# Working data
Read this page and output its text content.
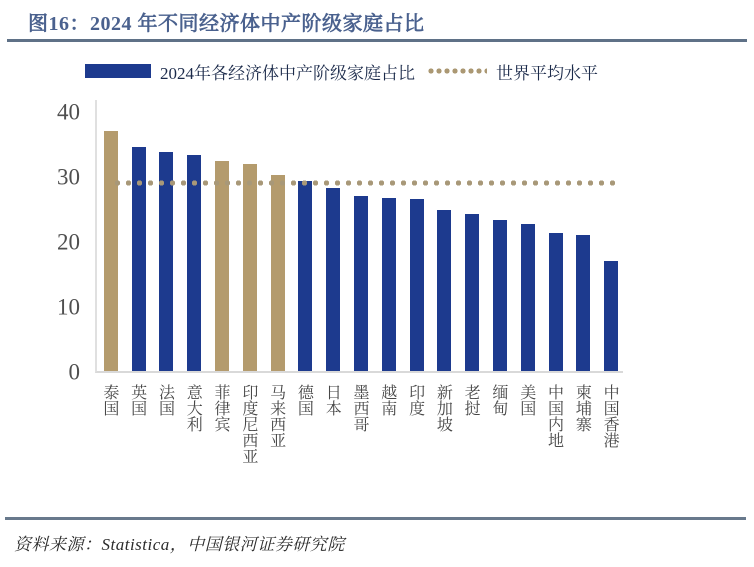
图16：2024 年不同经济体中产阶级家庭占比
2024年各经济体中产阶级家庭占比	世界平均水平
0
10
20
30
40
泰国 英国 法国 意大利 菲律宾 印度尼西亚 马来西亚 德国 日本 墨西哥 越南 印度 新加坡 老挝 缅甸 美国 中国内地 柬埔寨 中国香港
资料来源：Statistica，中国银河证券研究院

# Problem description
Copy each line of the records precisely and drop any images they hold.

# Response to the exercise
Read this page and output its text content.
图16：2024 年不同经济体中产阶级家庭占比
2024年各经济体中产阶级家庭占比	世界平均水平
0
10
20
30
40
泰国 英国 法国 意大利 菲律宾 印度尼西亚 马来西亚 德国 日本 墨西哥 越南 印度 新加坡 老挝 缅甸 美国 中国内地 柬埔寨 中国香港
资料来源：Statistica，中国银河证券研究院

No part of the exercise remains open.